WORK TO COMPLETE ▸ Search the material for the string "structured", then return every line where it is found.

RECORDS TO USE ▸
*-*-*

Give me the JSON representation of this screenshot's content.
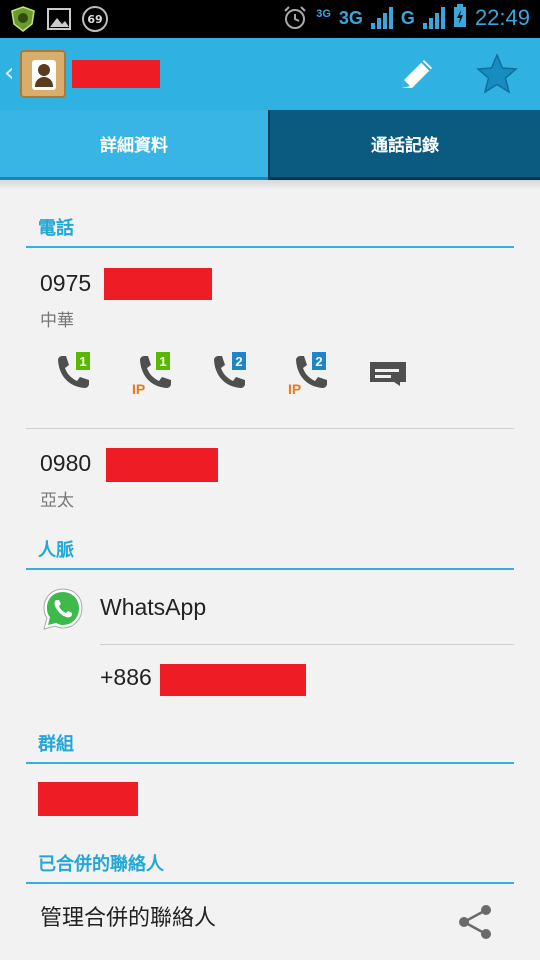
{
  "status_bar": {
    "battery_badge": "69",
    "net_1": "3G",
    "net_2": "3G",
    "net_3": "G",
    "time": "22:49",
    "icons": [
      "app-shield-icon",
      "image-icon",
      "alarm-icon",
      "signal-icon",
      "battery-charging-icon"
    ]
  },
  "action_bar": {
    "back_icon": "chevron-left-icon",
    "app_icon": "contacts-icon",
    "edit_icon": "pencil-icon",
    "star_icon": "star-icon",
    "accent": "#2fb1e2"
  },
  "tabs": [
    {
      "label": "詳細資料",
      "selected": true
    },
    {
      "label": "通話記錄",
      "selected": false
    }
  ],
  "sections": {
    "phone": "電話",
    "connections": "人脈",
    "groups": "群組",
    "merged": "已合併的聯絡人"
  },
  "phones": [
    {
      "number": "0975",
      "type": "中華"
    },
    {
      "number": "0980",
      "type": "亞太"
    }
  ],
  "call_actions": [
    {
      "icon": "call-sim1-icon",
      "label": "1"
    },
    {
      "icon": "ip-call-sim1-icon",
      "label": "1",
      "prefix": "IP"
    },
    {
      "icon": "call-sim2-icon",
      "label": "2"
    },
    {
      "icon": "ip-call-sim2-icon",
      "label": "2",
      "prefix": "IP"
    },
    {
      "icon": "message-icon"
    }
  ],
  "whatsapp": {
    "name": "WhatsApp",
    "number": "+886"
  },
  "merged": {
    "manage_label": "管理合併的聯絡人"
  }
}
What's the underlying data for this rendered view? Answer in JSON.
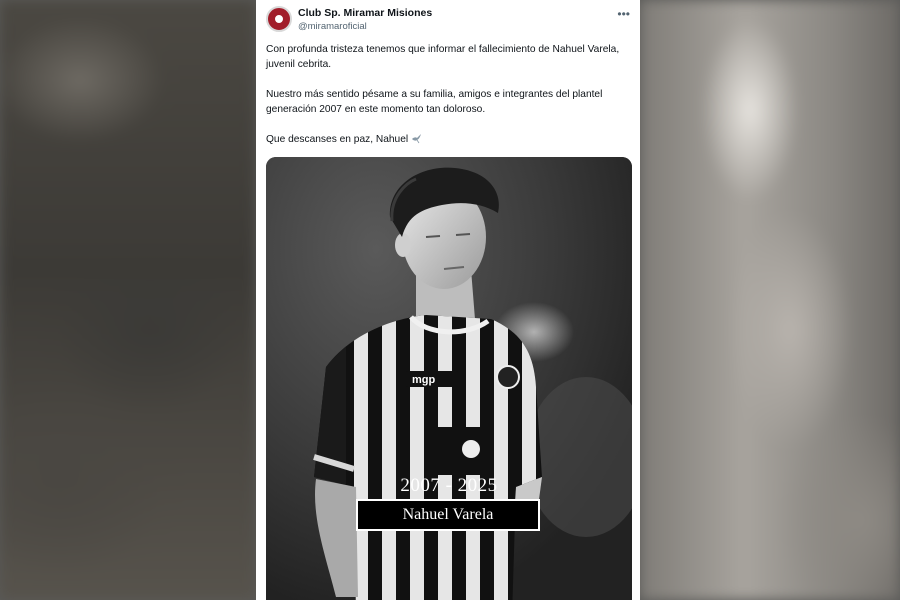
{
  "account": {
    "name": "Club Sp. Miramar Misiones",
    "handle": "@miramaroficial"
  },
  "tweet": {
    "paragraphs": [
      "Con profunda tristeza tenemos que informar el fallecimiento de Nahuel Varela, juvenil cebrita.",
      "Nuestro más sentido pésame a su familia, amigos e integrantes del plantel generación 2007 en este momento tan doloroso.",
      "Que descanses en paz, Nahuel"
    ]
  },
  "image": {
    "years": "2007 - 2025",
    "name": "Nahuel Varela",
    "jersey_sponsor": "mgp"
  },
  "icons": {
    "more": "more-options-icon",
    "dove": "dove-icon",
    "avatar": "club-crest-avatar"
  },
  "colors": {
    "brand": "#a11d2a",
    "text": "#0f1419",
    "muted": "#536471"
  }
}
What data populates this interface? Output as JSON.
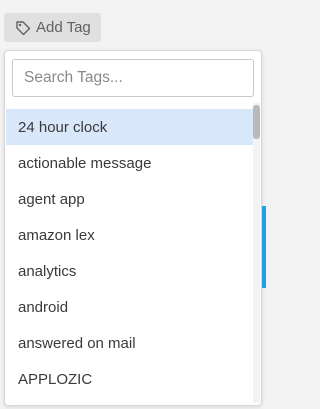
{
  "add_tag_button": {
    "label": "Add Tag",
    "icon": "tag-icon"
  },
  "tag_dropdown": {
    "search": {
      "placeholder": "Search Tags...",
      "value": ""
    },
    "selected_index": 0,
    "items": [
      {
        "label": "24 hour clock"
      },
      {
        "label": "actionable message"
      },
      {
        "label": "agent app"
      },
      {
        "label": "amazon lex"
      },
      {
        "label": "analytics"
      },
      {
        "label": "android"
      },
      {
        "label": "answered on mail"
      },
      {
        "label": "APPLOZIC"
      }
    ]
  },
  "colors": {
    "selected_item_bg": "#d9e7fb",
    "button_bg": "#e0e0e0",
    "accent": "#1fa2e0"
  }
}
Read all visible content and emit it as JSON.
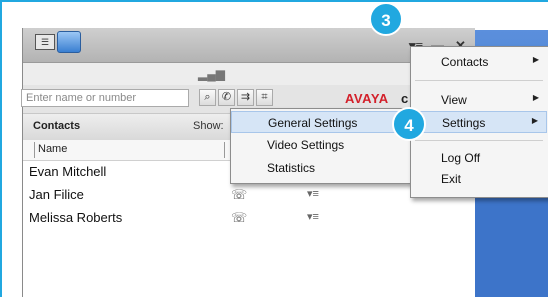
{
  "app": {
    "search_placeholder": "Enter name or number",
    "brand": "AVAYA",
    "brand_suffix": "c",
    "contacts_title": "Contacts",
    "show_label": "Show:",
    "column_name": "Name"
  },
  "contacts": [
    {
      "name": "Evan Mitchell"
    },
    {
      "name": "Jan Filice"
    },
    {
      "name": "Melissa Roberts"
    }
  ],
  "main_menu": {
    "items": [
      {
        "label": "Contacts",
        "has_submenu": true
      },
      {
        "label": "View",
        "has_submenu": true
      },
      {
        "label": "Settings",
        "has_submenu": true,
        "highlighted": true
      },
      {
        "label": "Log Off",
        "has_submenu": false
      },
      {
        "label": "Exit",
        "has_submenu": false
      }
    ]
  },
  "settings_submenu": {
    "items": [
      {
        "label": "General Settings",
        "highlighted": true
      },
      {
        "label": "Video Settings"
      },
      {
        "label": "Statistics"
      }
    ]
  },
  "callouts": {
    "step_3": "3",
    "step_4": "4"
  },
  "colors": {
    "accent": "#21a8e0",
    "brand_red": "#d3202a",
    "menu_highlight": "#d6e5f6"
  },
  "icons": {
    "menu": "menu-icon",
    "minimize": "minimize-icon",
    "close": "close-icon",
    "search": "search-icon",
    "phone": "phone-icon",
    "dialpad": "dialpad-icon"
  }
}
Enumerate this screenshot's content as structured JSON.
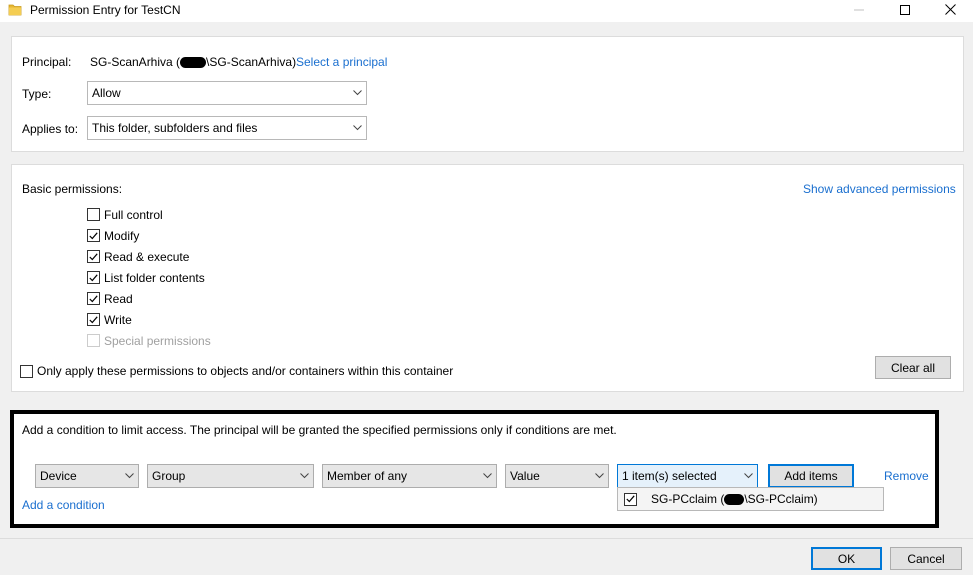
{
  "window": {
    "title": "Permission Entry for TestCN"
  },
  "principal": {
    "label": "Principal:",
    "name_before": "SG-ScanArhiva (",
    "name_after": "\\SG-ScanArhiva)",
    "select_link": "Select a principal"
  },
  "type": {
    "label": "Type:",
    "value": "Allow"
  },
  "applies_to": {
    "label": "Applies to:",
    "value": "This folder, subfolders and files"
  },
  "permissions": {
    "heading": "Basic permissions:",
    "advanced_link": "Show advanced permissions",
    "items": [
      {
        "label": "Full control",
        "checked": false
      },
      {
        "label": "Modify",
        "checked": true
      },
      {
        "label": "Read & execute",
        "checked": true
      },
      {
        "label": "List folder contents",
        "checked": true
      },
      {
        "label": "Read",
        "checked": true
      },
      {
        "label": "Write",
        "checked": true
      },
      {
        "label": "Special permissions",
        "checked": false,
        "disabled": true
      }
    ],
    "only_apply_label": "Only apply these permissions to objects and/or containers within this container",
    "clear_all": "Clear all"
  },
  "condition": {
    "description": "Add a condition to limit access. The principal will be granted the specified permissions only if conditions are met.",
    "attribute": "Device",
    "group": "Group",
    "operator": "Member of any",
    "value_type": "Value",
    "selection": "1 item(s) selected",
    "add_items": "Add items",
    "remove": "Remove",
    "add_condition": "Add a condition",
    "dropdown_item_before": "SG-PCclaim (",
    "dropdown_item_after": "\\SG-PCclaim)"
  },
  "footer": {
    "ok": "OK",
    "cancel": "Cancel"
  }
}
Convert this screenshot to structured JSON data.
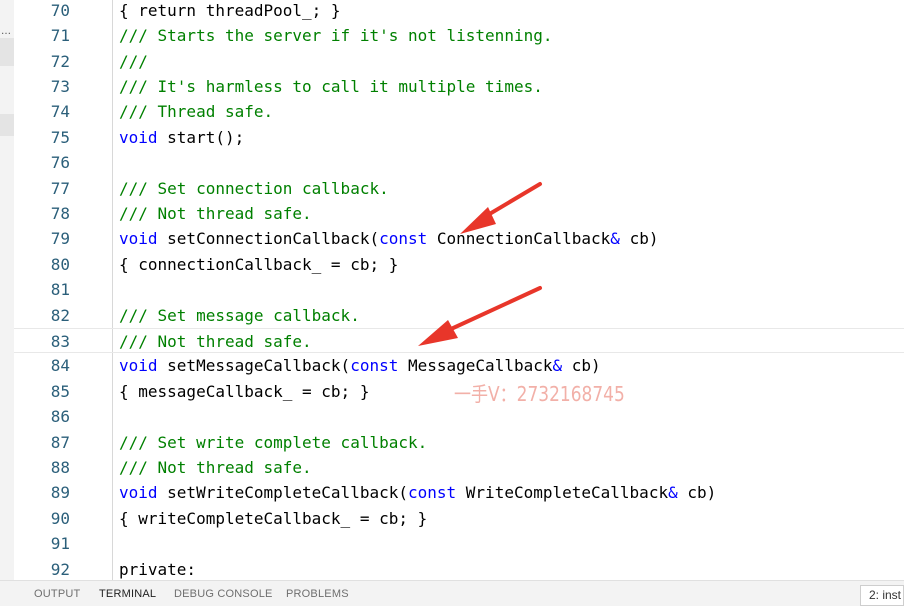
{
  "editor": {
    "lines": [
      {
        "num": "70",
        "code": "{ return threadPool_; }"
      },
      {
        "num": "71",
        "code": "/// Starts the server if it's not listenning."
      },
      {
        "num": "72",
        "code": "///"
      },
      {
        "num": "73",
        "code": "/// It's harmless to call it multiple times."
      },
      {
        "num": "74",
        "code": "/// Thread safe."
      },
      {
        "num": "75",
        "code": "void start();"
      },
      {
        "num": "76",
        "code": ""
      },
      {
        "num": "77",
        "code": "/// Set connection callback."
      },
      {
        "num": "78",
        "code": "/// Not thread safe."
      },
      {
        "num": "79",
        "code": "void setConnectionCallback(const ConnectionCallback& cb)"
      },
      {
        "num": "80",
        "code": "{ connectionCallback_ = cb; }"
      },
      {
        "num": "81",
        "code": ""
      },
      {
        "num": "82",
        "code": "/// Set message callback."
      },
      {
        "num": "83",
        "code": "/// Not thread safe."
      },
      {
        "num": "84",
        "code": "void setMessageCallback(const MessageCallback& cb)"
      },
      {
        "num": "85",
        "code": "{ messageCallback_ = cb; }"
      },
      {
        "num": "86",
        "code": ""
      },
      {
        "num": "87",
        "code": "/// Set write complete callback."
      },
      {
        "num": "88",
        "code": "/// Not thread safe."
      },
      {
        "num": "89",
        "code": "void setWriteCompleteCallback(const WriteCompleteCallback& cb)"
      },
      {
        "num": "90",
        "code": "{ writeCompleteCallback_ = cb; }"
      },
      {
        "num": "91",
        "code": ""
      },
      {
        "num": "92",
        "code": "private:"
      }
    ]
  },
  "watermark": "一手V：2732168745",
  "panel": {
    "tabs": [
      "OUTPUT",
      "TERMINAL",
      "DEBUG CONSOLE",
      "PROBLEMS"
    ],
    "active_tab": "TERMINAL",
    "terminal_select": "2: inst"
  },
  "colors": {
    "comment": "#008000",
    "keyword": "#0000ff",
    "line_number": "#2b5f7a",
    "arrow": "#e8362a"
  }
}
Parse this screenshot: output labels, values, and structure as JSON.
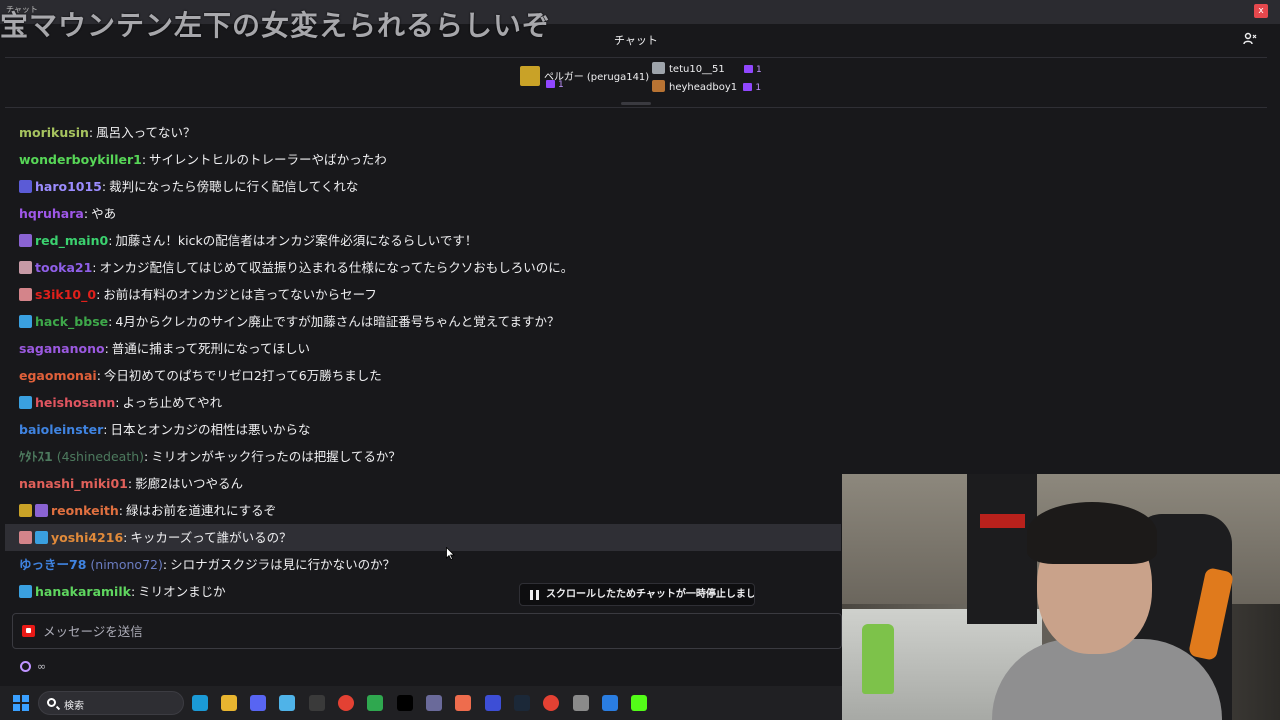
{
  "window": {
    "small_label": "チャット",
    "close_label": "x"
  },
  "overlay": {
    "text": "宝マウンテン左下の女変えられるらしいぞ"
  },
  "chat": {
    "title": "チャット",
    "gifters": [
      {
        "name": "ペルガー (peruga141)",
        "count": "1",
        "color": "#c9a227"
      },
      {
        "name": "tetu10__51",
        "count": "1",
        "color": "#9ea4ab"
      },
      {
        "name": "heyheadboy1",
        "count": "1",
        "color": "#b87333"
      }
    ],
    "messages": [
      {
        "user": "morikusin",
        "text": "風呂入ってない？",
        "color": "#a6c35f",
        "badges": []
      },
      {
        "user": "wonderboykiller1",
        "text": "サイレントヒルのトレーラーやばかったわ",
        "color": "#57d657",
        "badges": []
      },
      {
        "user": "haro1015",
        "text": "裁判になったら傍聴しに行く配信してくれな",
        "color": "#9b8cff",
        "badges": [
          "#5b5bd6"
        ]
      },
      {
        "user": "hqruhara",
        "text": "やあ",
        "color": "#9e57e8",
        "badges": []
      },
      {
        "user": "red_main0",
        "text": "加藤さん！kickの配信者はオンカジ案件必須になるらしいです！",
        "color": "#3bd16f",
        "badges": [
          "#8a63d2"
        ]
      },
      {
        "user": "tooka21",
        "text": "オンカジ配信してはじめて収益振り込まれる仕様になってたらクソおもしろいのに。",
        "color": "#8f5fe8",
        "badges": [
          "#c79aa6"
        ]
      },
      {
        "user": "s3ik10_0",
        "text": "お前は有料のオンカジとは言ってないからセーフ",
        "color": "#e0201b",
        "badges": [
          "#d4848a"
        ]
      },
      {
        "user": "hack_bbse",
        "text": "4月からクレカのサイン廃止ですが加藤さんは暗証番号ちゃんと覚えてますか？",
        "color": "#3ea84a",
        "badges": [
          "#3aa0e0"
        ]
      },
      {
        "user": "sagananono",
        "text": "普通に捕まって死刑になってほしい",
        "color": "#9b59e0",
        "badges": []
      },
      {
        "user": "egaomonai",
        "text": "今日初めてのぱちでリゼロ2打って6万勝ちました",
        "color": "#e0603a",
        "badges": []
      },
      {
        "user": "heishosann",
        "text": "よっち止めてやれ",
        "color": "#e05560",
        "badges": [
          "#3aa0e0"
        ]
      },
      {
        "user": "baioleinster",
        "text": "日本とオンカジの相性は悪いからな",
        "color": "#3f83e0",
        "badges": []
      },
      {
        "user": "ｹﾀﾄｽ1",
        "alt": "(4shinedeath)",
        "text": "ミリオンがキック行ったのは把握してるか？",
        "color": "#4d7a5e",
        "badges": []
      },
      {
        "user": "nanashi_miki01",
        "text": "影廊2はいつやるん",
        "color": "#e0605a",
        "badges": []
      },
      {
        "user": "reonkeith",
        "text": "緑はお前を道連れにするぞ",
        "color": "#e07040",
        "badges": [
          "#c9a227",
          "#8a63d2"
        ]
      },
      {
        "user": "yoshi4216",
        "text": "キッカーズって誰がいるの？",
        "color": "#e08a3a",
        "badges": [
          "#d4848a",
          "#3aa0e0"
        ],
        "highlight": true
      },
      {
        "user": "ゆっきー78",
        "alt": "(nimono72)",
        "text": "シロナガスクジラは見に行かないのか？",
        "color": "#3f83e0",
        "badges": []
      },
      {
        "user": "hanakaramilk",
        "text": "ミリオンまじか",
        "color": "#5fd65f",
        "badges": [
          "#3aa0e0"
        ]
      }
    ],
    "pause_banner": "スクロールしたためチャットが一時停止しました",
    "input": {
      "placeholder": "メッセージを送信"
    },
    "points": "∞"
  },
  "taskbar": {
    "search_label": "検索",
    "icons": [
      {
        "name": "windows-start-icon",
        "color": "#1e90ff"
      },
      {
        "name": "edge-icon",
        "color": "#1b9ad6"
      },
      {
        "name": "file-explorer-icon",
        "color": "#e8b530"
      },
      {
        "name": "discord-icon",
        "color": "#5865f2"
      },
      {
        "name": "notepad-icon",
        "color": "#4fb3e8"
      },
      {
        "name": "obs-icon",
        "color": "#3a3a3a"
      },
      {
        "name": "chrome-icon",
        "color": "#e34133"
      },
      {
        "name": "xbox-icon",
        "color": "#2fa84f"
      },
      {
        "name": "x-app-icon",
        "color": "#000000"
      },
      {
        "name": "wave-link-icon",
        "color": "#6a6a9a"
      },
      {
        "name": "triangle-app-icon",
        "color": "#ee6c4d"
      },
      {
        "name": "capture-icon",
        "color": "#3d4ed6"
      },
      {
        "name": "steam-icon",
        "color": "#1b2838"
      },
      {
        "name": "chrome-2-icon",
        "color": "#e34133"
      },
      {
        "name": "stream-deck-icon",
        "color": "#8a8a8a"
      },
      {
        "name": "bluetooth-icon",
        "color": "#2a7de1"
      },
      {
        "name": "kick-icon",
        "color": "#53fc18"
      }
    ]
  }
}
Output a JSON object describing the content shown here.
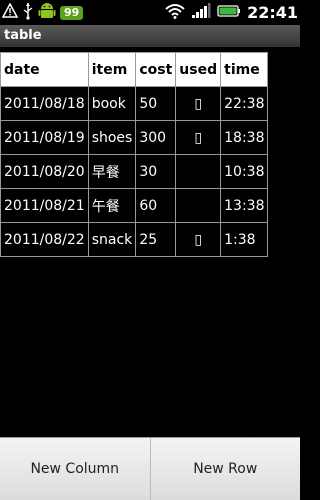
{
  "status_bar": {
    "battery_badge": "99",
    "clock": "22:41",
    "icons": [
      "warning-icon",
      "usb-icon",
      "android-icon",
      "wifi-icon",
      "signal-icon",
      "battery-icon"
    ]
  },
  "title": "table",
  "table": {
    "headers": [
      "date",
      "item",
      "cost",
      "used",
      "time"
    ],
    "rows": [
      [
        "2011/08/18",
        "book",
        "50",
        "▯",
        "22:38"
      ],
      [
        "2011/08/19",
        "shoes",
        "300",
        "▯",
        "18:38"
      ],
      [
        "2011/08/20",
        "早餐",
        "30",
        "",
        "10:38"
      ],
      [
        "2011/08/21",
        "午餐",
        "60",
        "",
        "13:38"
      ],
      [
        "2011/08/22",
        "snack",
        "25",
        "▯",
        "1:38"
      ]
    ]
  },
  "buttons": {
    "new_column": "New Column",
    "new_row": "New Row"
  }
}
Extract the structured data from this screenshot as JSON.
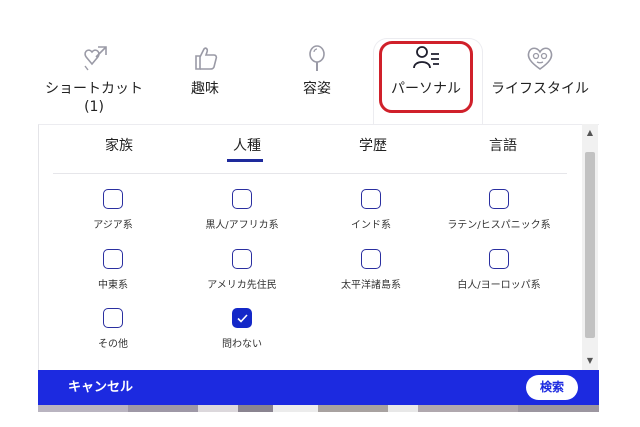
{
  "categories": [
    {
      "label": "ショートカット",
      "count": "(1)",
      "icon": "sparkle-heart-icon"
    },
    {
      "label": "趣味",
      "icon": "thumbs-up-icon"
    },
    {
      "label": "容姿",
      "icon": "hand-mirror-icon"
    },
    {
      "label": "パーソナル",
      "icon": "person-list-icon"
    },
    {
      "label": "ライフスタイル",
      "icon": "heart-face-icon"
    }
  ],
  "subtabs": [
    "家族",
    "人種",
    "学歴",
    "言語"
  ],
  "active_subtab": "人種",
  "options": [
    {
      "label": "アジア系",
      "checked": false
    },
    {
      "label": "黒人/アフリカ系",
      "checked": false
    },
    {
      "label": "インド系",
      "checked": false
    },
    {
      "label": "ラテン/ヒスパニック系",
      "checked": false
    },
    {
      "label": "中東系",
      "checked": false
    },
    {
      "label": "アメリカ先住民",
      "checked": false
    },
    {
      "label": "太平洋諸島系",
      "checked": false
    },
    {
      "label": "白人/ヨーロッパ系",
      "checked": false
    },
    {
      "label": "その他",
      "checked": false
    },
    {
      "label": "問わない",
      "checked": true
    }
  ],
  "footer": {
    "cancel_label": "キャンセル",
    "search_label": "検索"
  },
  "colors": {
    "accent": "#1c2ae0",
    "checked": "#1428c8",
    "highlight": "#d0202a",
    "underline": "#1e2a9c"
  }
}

*-*-*

TASK RESPONSE ▸
Enumerate this screenshot's content as structured JSON.
Convert this screenshot to structured JSON data.
Extract the structured data from this screenshot as JSON.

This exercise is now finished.